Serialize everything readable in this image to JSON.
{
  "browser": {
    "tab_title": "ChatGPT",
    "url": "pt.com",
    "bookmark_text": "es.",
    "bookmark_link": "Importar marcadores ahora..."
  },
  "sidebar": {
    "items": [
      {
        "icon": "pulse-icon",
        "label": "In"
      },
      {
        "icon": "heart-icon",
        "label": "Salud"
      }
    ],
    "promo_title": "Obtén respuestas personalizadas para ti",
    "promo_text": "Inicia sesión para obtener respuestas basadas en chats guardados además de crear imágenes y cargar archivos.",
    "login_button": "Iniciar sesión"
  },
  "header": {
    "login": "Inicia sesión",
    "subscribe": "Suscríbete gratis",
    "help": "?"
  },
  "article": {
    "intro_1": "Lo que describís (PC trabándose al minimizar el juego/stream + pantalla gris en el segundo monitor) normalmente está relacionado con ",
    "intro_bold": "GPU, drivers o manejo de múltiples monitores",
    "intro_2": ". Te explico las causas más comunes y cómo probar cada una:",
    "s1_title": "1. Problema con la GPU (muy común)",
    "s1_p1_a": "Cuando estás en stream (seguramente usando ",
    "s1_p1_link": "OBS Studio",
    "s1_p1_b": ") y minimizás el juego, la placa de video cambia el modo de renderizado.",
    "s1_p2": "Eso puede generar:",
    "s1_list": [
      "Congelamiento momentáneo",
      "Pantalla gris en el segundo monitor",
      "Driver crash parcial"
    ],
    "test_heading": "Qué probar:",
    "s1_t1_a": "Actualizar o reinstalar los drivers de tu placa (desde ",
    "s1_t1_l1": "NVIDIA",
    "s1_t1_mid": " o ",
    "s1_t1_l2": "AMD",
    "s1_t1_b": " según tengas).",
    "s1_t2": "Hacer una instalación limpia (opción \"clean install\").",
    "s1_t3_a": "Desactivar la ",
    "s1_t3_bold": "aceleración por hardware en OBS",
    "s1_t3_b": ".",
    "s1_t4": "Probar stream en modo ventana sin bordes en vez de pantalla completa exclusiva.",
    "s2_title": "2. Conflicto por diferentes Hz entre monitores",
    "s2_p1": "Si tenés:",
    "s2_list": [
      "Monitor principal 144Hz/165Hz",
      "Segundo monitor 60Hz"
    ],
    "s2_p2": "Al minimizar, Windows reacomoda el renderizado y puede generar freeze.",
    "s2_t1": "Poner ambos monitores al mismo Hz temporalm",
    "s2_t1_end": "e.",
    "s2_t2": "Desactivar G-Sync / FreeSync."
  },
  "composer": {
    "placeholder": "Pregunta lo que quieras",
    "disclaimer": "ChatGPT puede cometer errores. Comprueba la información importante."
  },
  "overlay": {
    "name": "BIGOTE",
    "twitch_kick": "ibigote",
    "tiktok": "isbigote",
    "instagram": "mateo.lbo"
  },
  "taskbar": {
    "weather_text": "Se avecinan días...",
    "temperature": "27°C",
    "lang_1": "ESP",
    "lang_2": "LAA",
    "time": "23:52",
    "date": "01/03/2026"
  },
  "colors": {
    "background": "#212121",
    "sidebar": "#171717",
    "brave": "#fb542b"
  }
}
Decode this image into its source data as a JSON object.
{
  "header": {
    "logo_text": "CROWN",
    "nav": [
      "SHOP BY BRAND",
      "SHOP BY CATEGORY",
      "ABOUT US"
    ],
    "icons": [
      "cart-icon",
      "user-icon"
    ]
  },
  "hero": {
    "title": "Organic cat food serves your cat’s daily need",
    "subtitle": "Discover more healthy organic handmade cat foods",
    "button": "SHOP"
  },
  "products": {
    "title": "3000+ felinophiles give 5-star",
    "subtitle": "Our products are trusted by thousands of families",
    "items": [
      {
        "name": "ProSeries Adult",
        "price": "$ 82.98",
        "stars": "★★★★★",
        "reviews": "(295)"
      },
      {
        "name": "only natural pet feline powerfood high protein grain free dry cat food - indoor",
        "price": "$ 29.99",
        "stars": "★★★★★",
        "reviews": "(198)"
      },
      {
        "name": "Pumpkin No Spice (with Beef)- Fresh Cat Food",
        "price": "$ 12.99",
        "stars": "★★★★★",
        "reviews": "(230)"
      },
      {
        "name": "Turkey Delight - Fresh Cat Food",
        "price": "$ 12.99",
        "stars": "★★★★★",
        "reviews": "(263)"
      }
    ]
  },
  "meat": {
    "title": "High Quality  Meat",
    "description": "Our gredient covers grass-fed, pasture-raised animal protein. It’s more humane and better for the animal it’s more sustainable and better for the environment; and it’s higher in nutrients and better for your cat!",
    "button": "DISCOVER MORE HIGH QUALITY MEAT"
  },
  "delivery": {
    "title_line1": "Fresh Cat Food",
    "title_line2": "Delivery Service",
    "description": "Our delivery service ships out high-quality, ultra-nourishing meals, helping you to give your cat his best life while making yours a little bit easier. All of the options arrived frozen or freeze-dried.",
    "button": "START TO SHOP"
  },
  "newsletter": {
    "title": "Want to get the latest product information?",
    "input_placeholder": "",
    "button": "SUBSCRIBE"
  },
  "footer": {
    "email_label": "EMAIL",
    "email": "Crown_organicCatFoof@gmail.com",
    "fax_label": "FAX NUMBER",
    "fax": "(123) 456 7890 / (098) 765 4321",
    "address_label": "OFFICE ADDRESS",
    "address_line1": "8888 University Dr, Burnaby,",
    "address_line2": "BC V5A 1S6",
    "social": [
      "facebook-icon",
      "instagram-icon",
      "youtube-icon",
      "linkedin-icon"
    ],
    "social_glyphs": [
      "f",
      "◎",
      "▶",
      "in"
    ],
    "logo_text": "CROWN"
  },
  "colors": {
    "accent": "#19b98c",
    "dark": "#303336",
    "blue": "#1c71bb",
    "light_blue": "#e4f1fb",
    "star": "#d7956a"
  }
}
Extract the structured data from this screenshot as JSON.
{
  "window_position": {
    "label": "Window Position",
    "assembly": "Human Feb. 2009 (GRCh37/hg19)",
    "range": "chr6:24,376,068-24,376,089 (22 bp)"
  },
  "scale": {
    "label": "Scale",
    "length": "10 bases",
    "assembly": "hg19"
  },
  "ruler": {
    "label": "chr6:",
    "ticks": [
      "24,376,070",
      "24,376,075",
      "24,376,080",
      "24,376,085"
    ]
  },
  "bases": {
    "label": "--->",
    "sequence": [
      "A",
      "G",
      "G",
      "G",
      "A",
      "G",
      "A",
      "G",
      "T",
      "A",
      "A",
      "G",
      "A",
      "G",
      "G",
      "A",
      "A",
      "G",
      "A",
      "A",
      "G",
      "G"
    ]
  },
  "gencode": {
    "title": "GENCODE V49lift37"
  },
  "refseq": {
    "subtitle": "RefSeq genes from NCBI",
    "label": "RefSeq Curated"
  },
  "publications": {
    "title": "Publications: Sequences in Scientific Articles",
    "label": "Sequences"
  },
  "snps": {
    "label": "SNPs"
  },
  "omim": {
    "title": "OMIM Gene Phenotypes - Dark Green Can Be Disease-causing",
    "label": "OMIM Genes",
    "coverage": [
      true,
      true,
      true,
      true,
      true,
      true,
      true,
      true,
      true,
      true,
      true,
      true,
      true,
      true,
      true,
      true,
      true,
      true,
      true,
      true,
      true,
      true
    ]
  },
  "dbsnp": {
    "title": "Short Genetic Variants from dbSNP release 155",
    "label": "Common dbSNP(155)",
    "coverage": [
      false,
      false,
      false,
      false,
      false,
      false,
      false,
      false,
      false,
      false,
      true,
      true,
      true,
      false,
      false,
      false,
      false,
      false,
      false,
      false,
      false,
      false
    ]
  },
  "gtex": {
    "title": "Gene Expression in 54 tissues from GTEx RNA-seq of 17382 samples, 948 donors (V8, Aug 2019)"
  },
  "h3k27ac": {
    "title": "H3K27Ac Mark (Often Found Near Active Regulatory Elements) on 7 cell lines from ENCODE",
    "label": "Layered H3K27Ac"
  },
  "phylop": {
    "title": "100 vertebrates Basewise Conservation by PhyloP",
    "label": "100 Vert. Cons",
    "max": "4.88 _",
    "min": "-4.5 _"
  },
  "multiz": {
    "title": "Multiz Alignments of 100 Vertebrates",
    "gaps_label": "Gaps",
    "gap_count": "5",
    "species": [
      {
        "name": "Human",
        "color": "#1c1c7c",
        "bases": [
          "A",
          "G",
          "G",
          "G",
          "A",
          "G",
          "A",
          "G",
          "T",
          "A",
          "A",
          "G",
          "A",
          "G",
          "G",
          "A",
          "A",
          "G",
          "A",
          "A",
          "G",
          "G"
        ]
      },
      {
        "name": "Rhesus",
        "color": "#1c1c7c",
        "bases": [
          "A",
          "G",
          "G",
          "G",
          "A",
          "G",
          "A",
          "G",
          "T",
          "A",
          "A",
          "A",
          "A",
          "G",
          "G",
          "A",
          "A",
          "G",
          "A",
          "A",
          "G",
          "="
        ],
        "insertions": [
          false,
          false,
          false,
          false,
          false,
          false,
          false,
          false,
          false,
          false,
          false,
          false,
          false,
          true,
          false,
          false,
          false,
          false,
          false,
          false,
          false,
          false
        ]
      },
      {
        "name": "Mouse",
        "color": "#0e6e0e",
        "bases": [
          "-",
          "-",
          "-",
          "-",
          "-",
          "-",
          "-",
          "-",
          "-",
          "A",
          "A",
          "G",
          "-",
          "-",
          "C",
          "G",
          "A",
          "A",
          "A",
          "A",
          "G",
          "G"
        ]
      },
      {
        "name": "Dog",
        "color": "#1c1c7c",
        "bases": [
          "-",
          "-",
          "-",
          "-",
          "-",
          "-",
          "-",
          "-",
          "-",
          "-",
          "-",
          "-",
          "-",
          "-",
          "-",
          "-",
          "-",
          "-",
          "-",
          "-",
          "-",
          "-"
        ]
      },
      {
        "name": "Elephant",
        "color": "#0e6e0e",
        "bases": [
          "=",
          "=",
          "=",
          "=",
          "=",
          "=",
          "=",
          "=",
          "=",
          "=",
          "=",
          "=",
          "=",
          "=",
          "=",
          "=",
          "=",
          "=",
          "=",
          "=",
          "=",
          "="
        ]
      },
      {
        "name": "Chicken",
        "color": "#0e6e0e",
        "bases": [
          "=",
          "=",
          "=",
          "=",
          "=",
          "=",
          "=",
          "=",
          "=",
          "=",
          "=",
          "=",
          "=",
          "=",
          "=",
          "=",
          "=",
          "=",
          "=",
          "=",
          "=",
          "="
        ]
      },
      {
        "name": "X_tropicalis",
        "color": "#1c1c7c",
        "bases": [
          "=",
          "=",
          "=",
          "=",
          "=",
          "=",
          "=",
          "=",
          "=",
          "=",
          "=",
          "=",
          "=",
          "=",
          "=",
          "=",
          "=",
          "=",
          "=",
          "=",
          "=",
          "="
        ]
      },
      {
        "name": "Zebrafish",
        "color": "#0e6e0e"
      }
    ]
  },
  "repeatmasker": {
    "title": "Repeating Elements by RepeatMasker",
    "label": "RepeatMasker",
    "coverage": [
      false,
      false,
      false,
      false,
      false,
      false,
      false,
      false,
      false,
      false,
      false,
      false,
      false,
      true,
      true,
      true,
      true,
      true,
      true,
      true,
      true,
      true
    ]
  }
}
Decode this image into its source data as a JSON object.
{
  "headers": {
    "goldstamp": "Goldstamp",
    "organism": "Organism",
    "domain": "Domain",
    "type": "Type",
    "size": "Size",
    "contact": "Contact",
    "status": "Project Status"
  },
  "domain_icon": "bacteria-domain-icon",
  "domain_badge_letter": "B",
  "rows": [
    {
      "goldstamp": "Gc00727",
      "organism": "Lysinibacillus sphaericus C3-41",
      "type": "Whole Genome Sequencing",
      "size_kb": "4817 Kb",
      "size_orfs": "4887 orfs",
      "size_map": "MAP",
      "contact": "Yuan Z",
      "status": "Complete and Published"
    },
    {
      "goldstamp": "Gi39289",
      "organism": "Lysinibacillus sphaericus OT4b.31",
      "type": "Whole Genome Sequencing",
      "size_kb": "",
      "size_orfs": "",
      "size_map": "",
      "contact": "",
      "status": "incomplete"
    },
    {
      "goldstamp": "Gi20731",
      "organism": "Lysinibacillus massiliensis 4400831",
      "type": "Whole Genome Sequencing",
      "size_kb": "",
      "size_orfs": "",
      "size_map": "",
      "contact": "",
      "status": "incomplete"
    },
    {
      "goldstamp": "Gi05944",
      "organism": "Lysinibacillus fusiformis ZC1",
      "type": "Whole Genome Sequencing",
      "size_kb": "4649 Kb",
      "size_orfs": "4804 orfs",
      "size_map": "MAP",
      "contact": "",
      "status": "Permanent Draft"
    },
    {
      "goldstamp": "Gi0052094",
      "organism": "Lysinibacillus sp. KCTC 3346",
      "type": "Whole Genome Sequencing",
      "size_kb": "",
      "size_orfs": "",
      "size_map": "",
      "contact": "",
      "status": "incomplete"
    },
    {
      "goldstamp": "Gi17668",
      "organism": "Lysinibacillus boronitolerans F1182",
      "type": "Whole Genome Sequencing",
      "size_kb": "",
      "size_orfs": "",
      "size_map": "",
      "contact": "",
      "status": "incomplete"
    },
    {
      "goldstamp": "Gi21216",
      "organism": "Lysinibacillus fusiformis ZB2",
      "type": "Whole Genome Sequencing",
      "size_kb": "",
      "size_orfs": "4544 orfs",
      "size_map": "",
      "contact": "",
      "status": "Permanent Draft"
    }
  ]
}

============================================================

▸ WORK TO COMPLETE: Pull every line with the word "instagram" from the data.

▸ EXPECTED ANSWER:
    "instagram": "mateo.lbo"
      "instagram-icon",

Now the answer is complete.